▶ Record excerpts:
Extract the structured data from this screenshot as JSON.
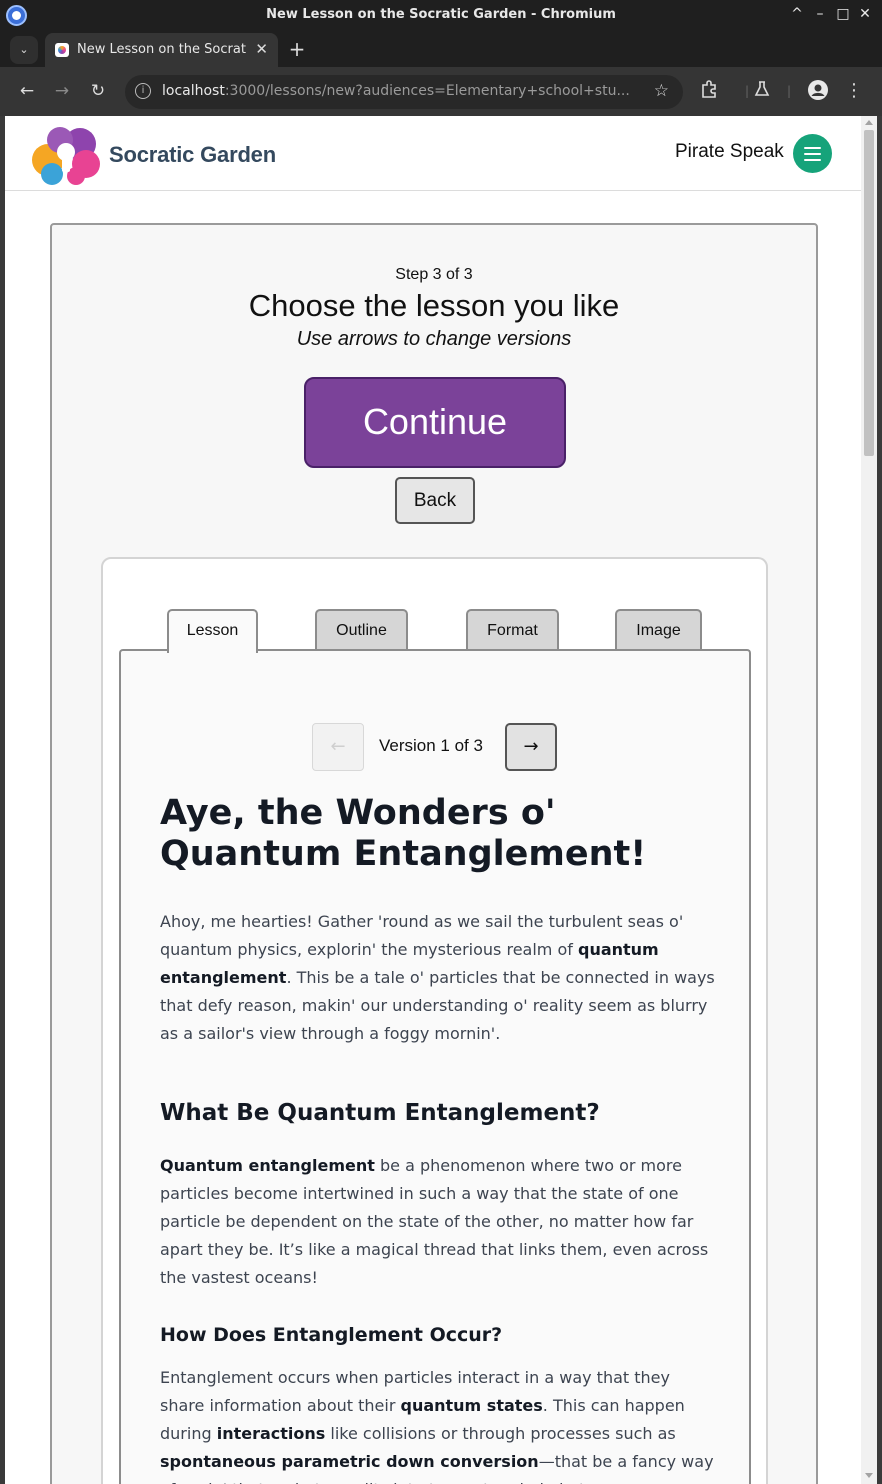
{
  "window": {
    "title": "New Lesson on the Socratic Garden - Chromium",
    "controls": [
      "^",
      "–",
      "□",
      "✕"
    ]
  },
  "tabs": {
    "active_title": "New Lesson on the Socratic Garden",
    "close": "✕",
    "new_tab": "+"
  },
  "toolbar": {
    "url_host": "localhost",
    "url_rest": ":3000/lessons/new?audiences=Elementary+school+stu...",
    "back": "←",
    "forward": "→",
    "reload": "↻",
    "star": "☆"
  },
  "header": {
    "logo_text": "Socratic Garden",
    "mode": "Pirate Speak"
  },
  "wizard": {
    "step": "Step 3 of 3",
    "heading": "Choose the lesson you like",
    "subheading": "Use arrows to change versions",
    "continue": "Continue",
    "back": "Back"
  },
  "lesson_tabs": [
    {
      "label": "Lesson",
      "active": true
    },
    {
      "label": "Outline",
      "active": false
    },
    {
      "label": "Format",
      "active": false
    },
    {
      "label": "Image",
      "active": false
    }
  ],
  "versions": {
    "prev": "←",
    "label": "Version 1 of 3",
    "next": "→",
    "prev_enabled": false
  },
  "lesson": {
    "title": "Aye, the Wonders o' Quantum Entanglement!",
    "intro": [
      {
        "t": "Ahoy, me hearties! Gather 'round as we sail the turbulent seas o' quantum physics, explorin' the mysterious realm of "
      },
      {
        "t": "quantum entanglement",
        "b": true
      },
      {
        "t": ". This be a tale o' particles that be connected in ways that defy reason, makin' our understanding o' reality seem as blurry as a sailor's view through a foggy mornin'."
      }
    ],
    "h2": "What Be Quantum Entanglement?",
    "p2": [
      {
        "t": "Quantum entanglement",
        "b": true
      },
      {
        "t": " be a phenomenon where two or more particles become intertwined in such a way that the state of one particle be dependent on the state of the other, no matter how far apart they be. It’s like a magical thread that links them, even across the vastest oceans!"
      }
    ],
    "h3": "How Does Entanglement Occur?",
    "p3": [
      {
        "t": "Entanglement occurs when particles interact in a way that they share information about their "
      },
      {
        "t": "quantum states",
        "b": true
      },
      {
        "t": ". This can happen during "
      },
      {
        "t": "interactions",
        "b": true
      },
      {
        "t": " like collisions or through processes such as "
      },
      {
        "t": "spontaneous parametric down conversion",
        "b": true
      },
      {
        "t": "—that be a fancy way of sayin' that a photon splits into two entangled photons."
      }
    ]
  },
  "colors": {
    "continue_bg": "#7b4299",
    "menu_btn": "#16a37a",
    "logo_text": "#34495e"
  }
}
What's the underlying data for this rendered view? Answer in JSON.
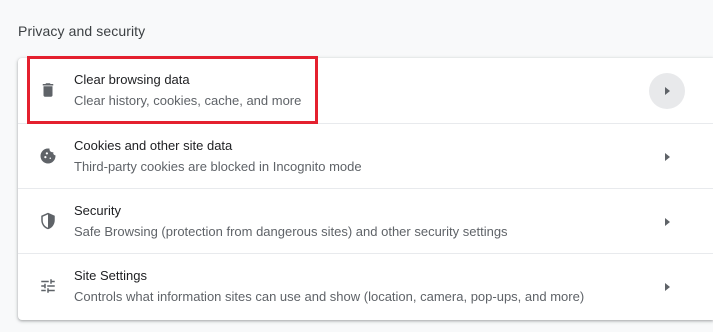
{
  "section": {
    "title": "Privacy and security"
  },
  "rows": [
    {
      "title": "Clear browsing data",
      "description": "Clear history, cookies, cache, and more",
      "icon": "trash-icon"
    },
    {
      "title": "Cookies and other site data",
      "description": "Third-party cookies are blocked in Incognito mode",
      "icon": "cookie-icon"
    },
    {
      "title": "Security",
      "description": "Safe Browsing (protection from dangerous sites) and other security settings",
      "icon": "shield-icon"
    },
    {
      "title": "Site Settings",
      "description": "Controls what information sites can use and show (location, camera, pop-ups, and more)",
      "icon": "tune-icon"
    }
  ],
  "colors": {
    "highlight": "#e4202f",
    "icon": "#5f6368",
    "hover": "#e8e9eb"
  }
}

▶ Required task: Copy each line of the records above that carries the word "Garden".

▶ Full solution:
    "title": "New Lesson on the Socratic Garden - Chromium",
    "active_title": "New Lesson on the Socratic Garden",
    "logo_text": "Socratic Garden",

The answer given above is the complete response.